§ **Written problem**
Keep the pictures out and restate every record exactly.

§ **Materials provided**
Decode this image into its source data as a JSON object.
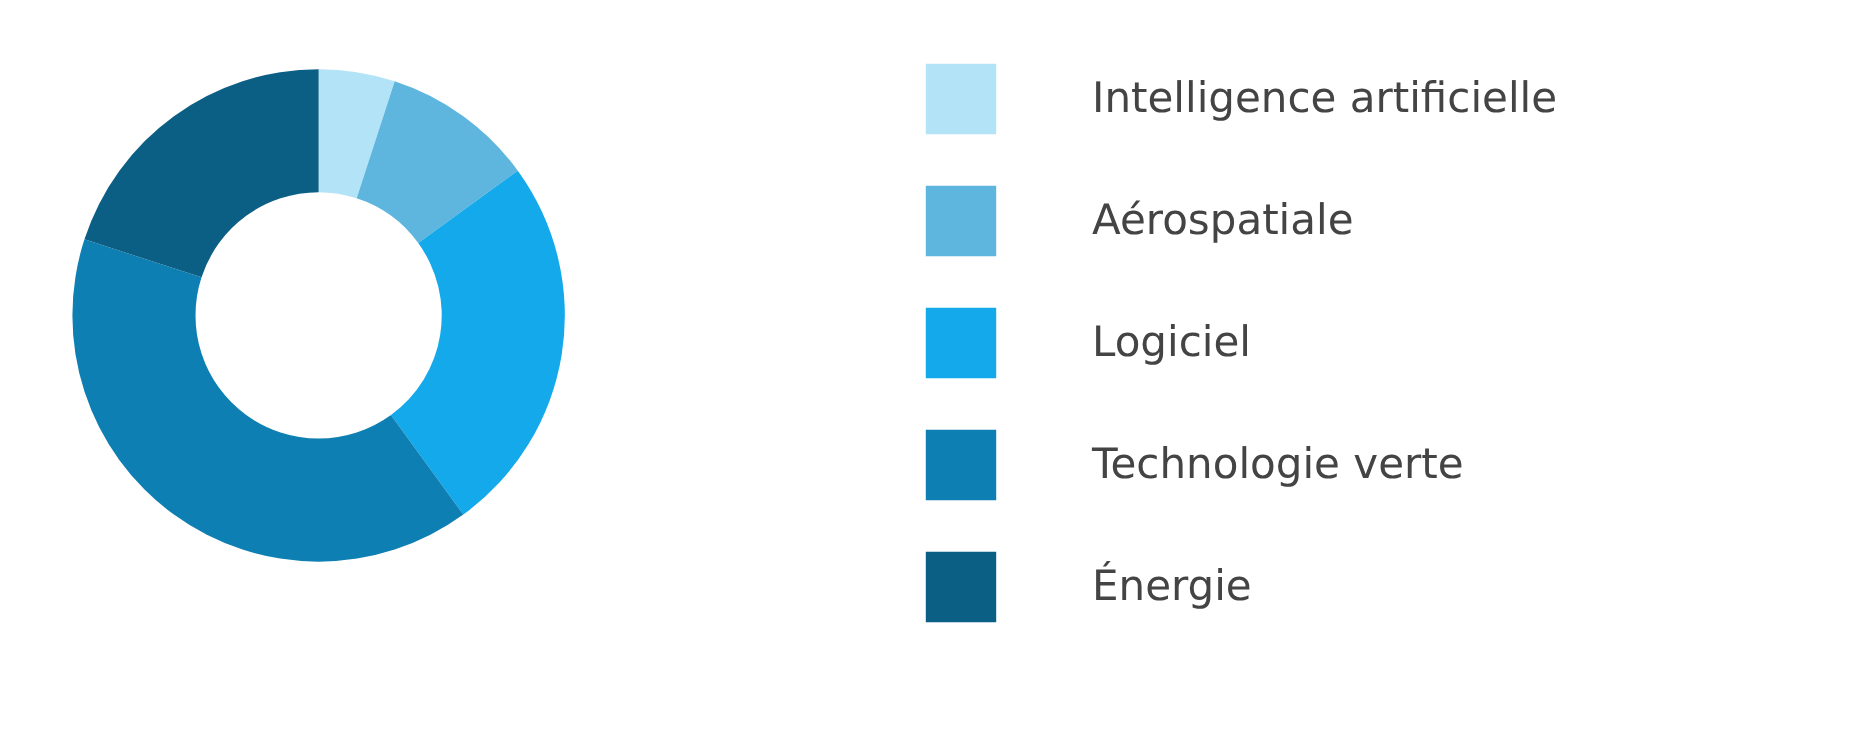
{
  "chart_data": {
    "type": "donut",
    "categories": [
      "Intelligence artificielle",
      "Aérospatiale",
      "Logiciel",
      "Technologie verte",
      "Énergie"
    ],
    "values": [
      5,
      10,
      25,
      40,
      20
    ],
    "colors": [
      "#b3e3f7",
      "#5eb6df",
      "#13a9eb",
      "#0e7fb3",
      "#0b5e84"
    ],
    "legend": "right"
  }
}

§ **Full answer**
Decode this image into its source data as a JSON object.
{
  "chart_data": {
    "type": "donut",
    "categories": [
      "Intelligence artificielle",
      "Aérospatiale",
      "Logiciel",
      "Technologie verte",
      "Énergie"
    ],
    "values": [
      5,
      10,
      25,
      40,
      20
    ],
    "colors": [
      "#b3e3f7",
      "#5eb6df",
      "#13a9eb",
      "#0e7fb3",
      "#0b5e84"
    ],
    "legend": "right"
  }
}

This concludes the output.